## GIVEN EXERCISE
Every line from the one with "Type out the text in this image." through the end of the entries below should be written out exactly; the pictures should not.
-- Begin EXTRACTED ENTRIES --
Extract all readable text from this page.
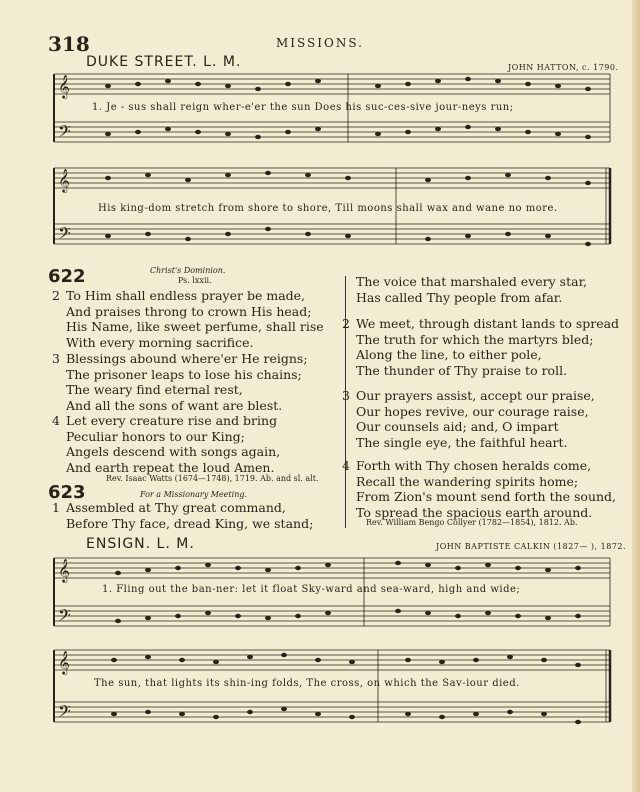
318	MISSIONS.
DUKE STREET. L. M.	JOHN HATTON, c. 1790.
𝄞
𝄢
1. Je - sus shall reign wher-e'er the sun Does his suc-ces-sive jour-neys run;
𝄞
𝄢
His king-dom stretch from shore to shore, Till moons shall wax and wane no more.
622	Christ's Dominion.
Ps. lxxii.
2 To Him shall endless prayer be made,
And praises throng to crown His head;
His Name, like sweet perfume, shall rise
With every morning sacrifice.
3 Blessings abound where'er He reigns;
The prisoner leaps to lose his chains;
The weary find eternal rest,
And all the sons of want are blest.
4 Let every creature rise and bring
Peculiar honors to our King;
Angels descend with songs again,
And earth repeat the loud Amen.
Rev. Isaac Watts (1674—1748), 1719. Ab. and sl. alt.
623	For a Missionary Meeting.
1 Assembled at Thy great command,
Before Thy face, dread King, we stand;
The voice that marshaled every star,
Has called Thy people from afar.
2 We meet, through distant lands to spread
The truth for which the martyrs bled;
Along the line, to either pole,
The thunder of Thy praise to roll.
3 Our prayers assist, accept our praise,
Our hopes revive, our courage raise,
Our counsels aid; and, O impart
The single eye, the faithful heart.
4 Forth with Thy chosen heralds come,
Recall the wandering spirits home;
From Zion's mount send forth the sound,
To spread the spacious earth around.
Rev. William Bengo Collyer (1782—1854), 1812. Ab.
ENSIGN. L. M.	JOHN BAPTISTE CALKIN (1827— ), 1872.
𝄞
𝄢
1. Fling out the ban-ner: let it float Sky-ward and sea-ward, high and wide;
𝄞
𝄢
The sun, that lights its shin-ing folds, The cross, on which the Sav-iour died.
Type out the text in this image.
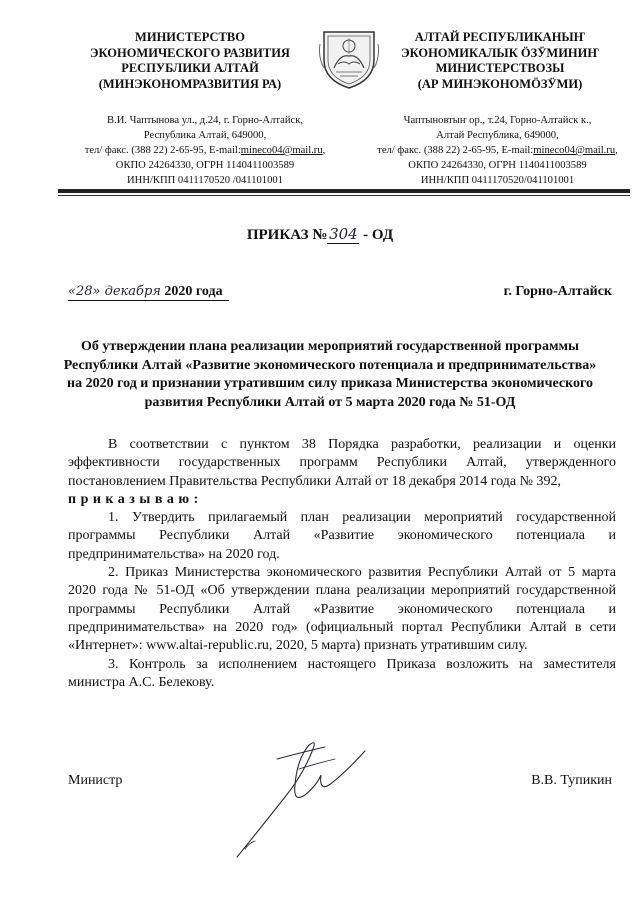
МИНИСТЕРСТВО
ЭКОНОМИЧЕСКОГО РАЗВИТИЯ
РЕСПУБЛИКИ АЛТАЙ
(МИНЭКОНОМРАЗВИТИЯ РА)
АЛТАЙ РЕСПУБЛИКАНЫҤ
ЭКОНОМИКАЛЫК ÖЗӰМИНИҤ
МИНИСТЕРСТВОЗЫ
(АР МИНЭКОНОМÖЗӰМИ)
В.И. Чаптынова ул., д.24, г. Горно-Алтайск,
Республика Алтай, 649000,
тел/ факс. (388 22) 2-65-95, E-mail:mineco04@mail.ru,
ОКПО 24264330, ОГРН 1140411003589
ИНН/КПП 0411170520 /041101001
Чаптыновтыҥ ор., т.24, Горно-Алтайск к.,
Алтай Республика, 649000,
тел/ факс. (388 22) 2-65-95, E-mail:mineco04@mail.ru,
ОКПО 24264330, ОГРН 1140411003589
ИНН/КПП 0411170520/041101001
ПРИКАЗ № 304 - ОД
«28» декабря 2020 года	г. Горно-Алтайск
Об утверждении плана реализации мероприятий государственной программы Республики Алтай «Развитие экономического потенциала и предпринимательства» на 2020 год и признании утратившим силу приказа Министерства экономического развития Республики Алтай от 5 марта 2020 года № 51-ОД

В соответствии с пунктом 38 Порядка разработки, реализации и оценки эффективности государственных программ Республики Алтай, утвержденного постановлением Правительства Республики Алтай от 18 декабря 2014 года № 392,

приказываю:

1. Утвердить прилагаемый план реализации мероприятий государственной программы Республики Алтай «Развитие экономического потенциала и предпринимательства» на 2020 год.

2. Приказ Министерства экономического развития Республики Алтай от 5 марта 2020 года № 51-ОД «Об утверждении плана реализации мероприятий государственной программы Республики Алтай «Развитие экономического потенциала и предпринимательства» на 2020 год» (официальный портал Республики Алтай в сети «Интернет»: www.altai-republic.ru, 2020, 5 марта) признать утратившим силу.

3. Контроль за исполнением настоящего Приказа возложить на заместителя министра А.С. Белекову.

Министр	В.В. Тупикин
-- End EXTRACTED ENTRIES --
## SOLVED PROBLEM
Type out the text in this image.
МИНИСТЕРСТВО
ЭКОНОМИЧЕСКОГО РАЗВИТИЯ
РЕСПУБЛИКИ АЛТАЙ
(МИНЭКОНОМРАЗВИТИЯ РА)
АЛТАЙ РЕСПУБЛИКАНЫҤ
ЭКОНОМИКАЛЫК ÖЗӰМИНИҤ
МИНИСТЕРСТВОЗЫ
(АР МИНЭКОНОМÖЗӰМИ)
В.И. Чаптынова ул., д.24, г. Горно-Алтайск,
Республика Алтай, 649000,
тел/ факс. (388 22) 2-65-95, E-mail:mineco04@mail.ru,
ОКПО 24264330, ОГРН 1140411003589
ИНН/КПП 0411170520 /041101001
Чаптыновтыҥ ор., т.24, Горно-Алтайск к.,
Алтай Республика, 649000,
тел/ факс. (388 22) 2-65-95, E-mail:mineco04@mail.ru,
ОКПО 24264330, ОГРН 1140411003589
ИНН/КПП 0411170520/041101001
ПРИКАЗ № 304 - ОД
«28» декабря 2020 года	г. Горно-Алтайск
Об утверждении плана реализации мероприятий государственной программы Республики Алтай «Развитие экономического потенциала и предпринимательства» на 2020 год и признании утратившим силу приказа Министерства экономического развития Республики Алтай от 5 марта 2020 года № 51-ОД

В соответствии с пунктом 38 Порядка разработки, реализации и оценки эффективности государственных программ Республики Алтай, утвержденного постановлением Правительства Республики Алтай от 18 декабря 2014 года № 392,

приказываю:

1. Утвердить прилагаемый план реализации мероприятий государственной программы Республики Алтай «Развитие экономического потенциала и предпринимательства» на 2020 год.

2. Приказ Министерства экономического развития Республики Алтай от 5 марта 2020 года № 51-ОД «Об утверждении плана реализации мероприятий государственной программы Республики Алтай «Развитие экономического потенциала и предпринимательства» на 2020 год» (официальный портал Республики Алтай в сети «Интернет»: www.altai-republic.ru, 2020, 5 марта) признать утратившим силу.

3. Контроль за исполнением настоящего Приказа возложить на заместителя министра А.С. Белекову.

Министр	В.В. Тупикин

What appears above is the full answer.